→ **Given instruction**
The records that follow must be repeated verbatim, every one of them.

* * * *

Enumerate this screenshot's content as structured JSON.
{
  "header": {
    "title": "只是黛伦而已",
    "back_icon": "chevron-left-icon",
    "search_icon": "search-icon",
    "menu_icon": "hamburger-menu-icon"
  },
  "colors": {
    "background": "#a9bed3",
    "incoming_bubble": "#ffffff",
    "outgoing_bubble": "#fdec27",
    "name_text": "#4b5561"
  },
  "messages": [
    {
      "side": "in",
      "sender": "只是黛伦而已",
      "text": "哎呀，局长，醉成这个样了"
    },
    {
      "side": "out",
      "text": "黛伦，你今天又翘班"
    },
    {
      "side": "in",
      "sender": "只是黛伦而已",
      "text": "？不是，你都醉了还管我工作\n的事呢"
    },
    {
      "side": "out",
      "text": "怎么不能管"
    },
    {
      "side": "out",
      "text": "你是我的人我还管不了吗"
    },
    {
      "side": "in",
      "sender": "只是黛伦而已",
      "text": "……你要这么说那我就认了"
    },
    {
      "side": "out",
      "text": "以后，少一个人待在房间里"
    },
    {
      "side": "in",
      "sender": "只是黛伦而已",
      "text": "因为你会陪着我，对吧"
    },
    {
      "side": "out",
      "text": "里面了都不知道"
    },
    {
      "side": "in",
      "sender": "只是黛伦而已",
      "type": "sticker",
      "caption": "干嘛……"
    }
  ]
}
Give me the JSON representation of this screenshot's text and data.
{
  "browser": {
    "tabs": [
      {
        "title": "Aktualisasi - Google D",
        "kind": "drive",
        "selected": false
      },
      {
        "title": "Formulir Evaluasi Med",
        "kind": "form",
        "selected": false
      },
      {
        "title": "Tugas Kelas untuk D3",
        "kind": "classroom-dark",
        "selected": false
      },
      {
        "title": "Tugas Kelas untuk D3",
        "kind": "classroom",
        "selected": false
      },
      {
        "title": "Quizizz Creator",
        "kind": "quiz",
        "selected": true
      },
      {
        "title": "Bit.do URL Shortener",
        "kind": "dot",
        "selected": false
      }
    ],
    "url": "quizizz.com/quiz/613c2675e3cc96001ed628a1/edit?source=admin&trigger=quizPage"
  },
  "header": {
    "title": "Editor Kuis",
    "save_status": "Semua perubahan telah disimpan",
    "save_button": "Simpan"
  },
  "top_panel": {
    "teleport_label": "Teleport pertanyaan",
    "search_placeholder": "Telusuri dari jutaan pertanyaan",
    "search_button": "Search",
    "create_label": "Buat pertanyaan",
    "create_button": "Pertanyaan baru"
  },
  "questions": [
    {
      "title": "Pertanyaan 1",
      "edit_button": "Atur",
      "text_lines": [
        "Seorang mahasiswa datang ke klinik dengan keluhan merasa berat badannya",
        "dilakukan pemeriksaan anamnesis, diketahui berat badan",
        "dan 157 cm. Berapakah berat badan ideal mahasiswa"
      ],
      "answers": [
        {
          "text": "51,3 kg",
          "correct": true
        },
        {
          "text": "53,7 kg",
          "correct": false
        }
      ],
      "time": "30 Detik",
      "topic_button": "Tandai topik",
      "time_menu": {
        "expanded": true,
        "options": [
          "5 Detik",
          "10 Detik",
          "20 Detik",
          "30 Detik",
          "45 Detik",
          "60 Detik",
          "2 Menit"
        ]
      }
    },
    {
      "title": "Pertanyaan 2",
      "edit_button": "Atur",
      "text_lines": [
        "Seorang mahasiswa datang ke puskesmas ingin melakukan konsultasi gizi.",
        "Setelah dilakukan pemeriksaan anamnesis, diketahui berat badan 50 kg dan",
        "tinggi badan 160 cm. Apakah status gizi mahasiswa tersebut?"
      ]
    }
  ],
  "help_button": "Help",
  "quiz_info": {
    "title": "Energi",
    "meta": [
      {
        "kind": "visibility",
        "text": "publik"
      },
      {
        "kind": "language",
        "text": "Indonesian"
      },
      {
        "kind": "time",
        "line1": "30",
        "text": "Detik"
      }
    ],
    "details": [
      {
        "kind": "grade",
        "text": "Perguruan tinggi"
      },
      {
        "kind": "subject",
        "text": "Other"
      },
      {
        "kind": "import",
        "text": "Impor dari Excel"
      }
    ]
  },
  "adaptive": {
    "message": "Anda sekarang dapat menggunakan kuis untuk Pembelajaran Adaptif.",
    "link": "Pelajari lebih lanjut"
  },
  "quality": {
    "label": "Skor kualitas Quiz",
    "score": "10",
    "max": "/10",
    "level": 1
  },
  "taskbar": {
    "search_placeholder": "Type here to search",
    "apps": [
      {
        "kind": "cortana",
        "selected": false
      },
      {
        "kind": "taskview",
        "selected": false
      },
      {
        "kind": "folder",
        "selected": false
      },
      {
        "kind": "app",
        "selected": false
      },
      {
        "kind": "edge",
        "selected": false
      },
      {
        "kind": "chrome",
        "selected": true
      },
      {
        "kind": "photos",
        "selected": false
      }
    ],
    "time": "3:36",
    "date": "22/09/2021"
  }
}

* * * *

→ **Exercise output**
Enumerate this screenshot's content as structured JSON.
{
  "header": {
    "title": "只是黛伦而已",
    "back_icon": "chevron-left-icon",
    "search_icon": "search-icon",
    "menu_icon": "hamburger-menu-icon"
  },
  "colors": {
    "background": "#a9bed3",
    "incoming_bubble": "#ffffff",
    "outgoing_bubble": "#fdec27",
    "name_text": "#4b5561"
  },
  "messages": [
    {
      "side": "in",
      "sender": "只是黛伦而已",
      "text": "哎呀，局长，醉成这个样了"
    },
    {
      "side": "out",
      "text": "黛伦，你今天又翘班"
    },
    {
      "side": "in",
      "sender": "只是黛伦而已",
      "text": "？不是，你都醉了还管我工作\n的事呢"
    },
    {
      "side": "out",
      "text": "怎么不能管"
    },
    {
      "side": "out",
      "text": "你是我的人我还管不了吗"
    },
    {
      "side": "in",
      "sender": "只是黛伦而已",
      "text": "……你要这么说那我就认了"
    },
    {
      "side": "out",
      "text": "以后，少一个人待在房间里"
    },
    {
      "side": "in",
      "sender": "只是黛伦而已",
      "text": "因为你会陪着我，对吧"
    },
    {
      "side": "out",
      "text": "里面了都不知道"
    },
    {
      "side": "in",
      "sender": "只是黛伦而已",
      "type": "sticker",
      "caption": "干嘛……"
    }
  ]
}
Give me the JSON representation of this screenshot's text and data.
{
  "browser": {
    "tabs": [
      {
        "title": "Aktualisasi - Google D",
        "kind": "drive",
        "selected": false
      },
      {
        "title": "Formulir Evaluasi Med",
        "kind": "form",
        "selected": false
      },
      {
        "title": "Tugas Kelas untuk D3",
        "kind": "classroom-dark",
        "selected": false
      },
      {
        "title": "Tugas Kelas untuk D3",
        "kind": "classroom",
        "selected": false
      },
      {
        "title": "Quizizz Creator",
        "kind": "quiz",
        "selected": true
      },
      {
        "title": "Bit.do URL Shortener",
        "kind": "dot",
        "selected": false
      }
    ],
    "url": "quizizz.com/quiz/613c2675e3cc96001ed628a1/edit?source=admin&trigger=quizPage"
  },
  "header": {
    "title": "Editor Kuis",
    "save_status": "Semua perubahan telah disimpan",
    "save_button": "Simpan"
  },
  "top_panel": {
    "teleport_label": "Teleport pertanyaan",
    "search_placeholder": "Telusuri dari jutaan pertanyaan",
    "search_button": "Search",
    "create_label": "Buat pertanyaan",
    "create_button": "Pertanyaan baru"
  },
  "questions": [
    {
      "title": "Pertanyaan 1",
      "edit_button": "Atur",
      "text_lines": [
        "Seorang mahasiswa datang ke klinik dengan keluhan merasa berat badannya",
        "dilakukan pemeriksaan anamnesis, diketahui berat badan",
        "dan 157 cm. Berapakah berat badan ideal mahasiswa"
      ],
      "answers": [
        {
          "text": "51,3 kg",
          "correct": true
        },
        {
          "text": "53,7 kg",
          "correct": false
        }
      ],
      "time": "30 Detik",
      "topic_button": "Tandai topik",
      "time_menu": {
        "expanded": true,
        "options": [
          "5 Detik",
          "10 Detik",
          "20 Detik",
          "30 Detik",
          "45 Detik",
          "60 Detik",
          "2 Menit"
        ]
      }
    },
    {
      "title": "Pertanyaan 2",
      "edit_button": "Atur",
      "text_lines": [
        "Seorang mahasiswa datang ke puskesmas ingin melakukan konsultasi gizi.",
        "Setelah dilakukan pemeriksaan anamnesis, diketahui berat badan 50 kg dan",
        "tinggi badan 160 cm. Apakah status gizi mahasiswa tersebut?"
      ]
    }
  ],
  "help_button": "Help",
  "quiz_info": {
    "title": "Energi",
    "meta": [
      {
        "kind": "visibility",
        "text": "publik"
      },
      {
        "kind": "language",
        "text": "Indonesian"
      },
      {
        "kind": "time",
        "line1": "30",
        "text": "Detik"
      }
    ],
    "details": [
      {
        "kind": "grade",
        "text": "Perguruan tinggi"
      },
      {
        "kind": "subject",
        "text": "Other"
      },
      {
        "kind": "import",
        "text": "Impor dari Excel"
      }
    ]
  },
  "adaptive": {
    "message": "Anda sekarang dapat menggunakan kuis untuk Pembelajaran Adaptif.",
    "link": "Pelajari lebih lanjut"
  },
  "quality": {
    "label": "Skor kualitas Quiz",
    "score": "10",
    "max": "/10",
    "level": 1
  },
  "taskbar": {
    "search_placeholder": "Type here to search",
    "apps": [
      {
        "kind": "cortana",
        "selected": false
      },
      {
        "kind": "taskview",
        "selected": false
      },
      {
        "kind": "folder",
        "selected": false
      },
      {
        "kind": "app",
        "selected": false
      },
      {
        "kind": "edge",
        "selected": false
      },
      {
        "kind": "chrome",
        "selected": true
      },
      {
        "kind": "photos",
        "selected": false
      }
    ],
    "time": "3:36",
    "date": "22/09/2021"
  }
}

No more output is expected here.